- A run of records:
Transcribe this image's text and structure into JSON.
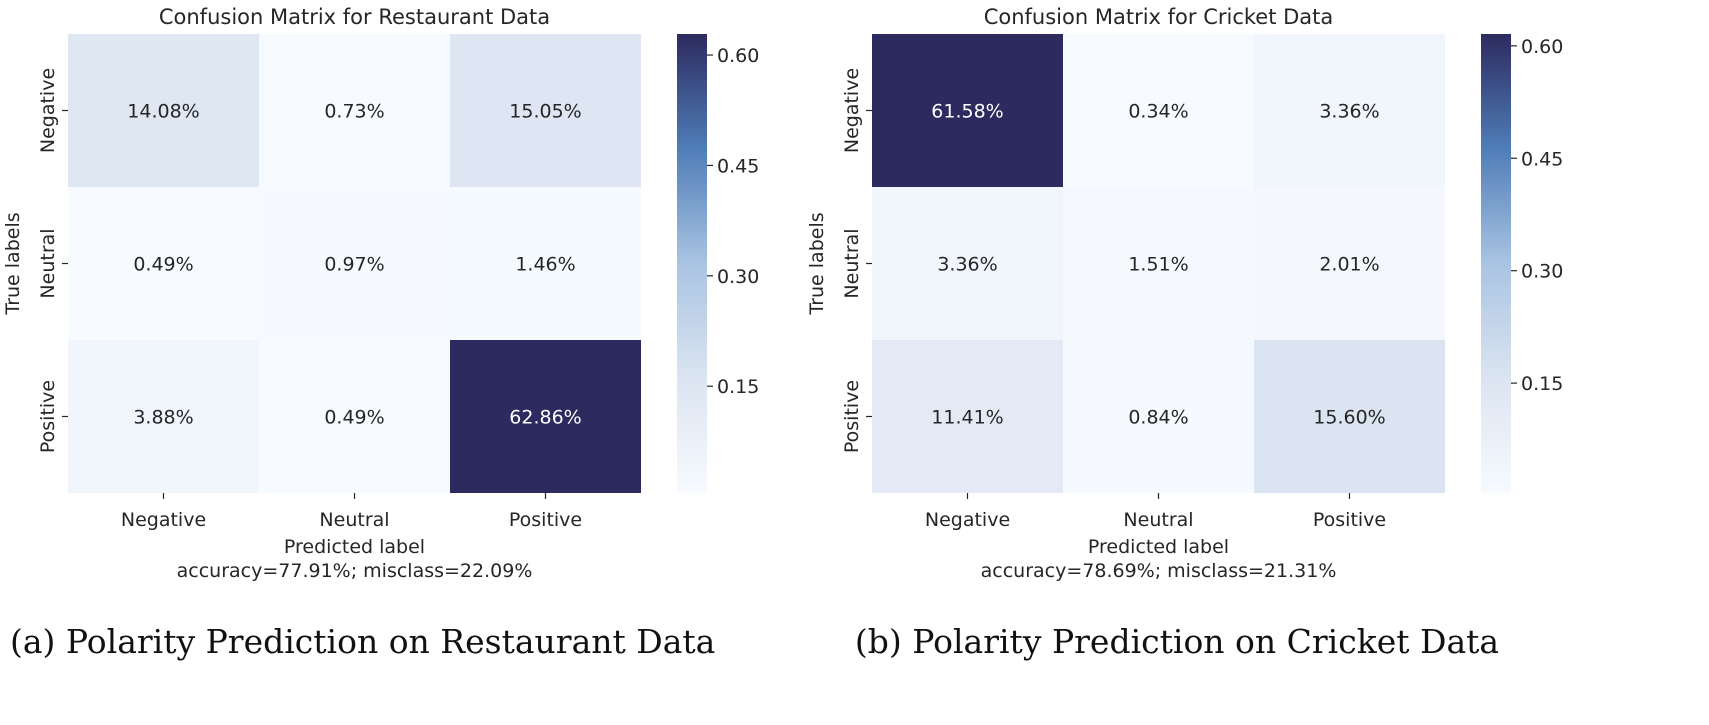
{
  "chart_data": [
    {
      "type": "heatmap",
      "title": "Confusion Matrix for Restaurant Data",
      "xlabel": "Predicted label",
      "ylabel": "True labels",
      "x_categories": [
        "Negative",
        "Neutral",
        "Positive"
      ],
      "y_categories": [
        "Negative",
        "Neutral",
        "Positive"
      ],
      "values": [
        [
          14.08,
          0.73,
          15.05
        ],
        [
          0.49,
          0.97,
          1.46
        ],
        [
          3.88,
          0.49,
          62.86
        ]
      ],
      "cell_labels": [
        [
          "14.08%",
          "0.73%",
          "15.05%"
        ],
        [
          "0.49%",
          "0.97%",
          "1.46%"
        ],
        [
          "3.88%",
          "0.49%",
          "62.86%"
        ]
      ],
      "footer": "accuracy=77.91%; misclass=22.09%",
      "colorbar": {
        "min": 0.0049,
        "max": 0.6286,
        "ticks": [
          0.15,
          0.3,
          0.45,
          0.6
        ],
        "tick_labels": [
          "0.15",
          "0.30",
          "0.45",
          "0.60"
        ]
      },
      "caption": "(a) Polarity Prediction on Restaurant Data"
    },
    {
      "type": "heatmap",
      "title": "Confusion Matrix for Cricket Data",
      "xlabel": "Predicted label",
      "ylabel": "True labels",
      "x_categories": [
        "Negative",
        "Neutral",
        "Positive"
      ],
      "y_categories": [
        "Negative",
        "Neutral",
        "Positive"
      ],
      "values": [
        [
          61.58,
          0.34,
          3.36
        ],
        [
          3.36,
          1.51,
          2.01
        ],
        [
          11.41,
          0.84,
          15.6
        ]
      ],
      "cell_labels": [
        [
          "61.58%",
          "0.34%",
          "3.36%"
        ],
        [
          "3.36%",
          "1.51%",
          "2.01%"
        ],
        [
          "11.41%",
          "0.84%",
          "15.60%"
        ]
      ],
      "footer": "accuracy=78.69%; misclass=21.31%",
      "colorbar": {
        "min": 0.0034,
        "max": 0.6158,
        "ticks": [
          0.15,
          0.3,
          0.45,
          0.6
        ],
        "tick_labels": [
          "0.15",
          "0.30",
          "0.45",
          "0.60"
        ]
      },
      "caption": "(b) Polarity Prediction on Cricket Data"
    }
  ],
  "colormap": {
    "low": "#f7fbff",
    "mid1": "#dbe4f1",
    "mid2": "#a9c4e2",
    "mid3": "#4f7db8",
    "high": "#2d2a5f"
  }
}
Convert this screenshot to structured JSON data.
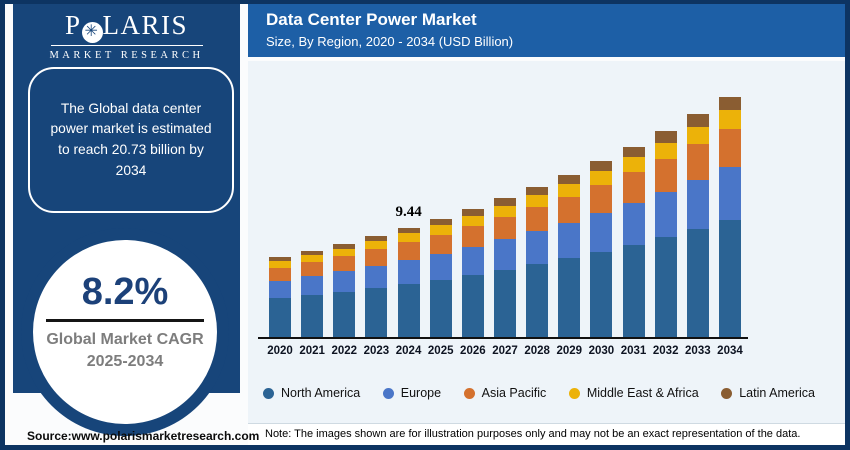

- Problem: Tally the lines of the listing above that include the word "title". Answer with the number alone.

- Full response: 2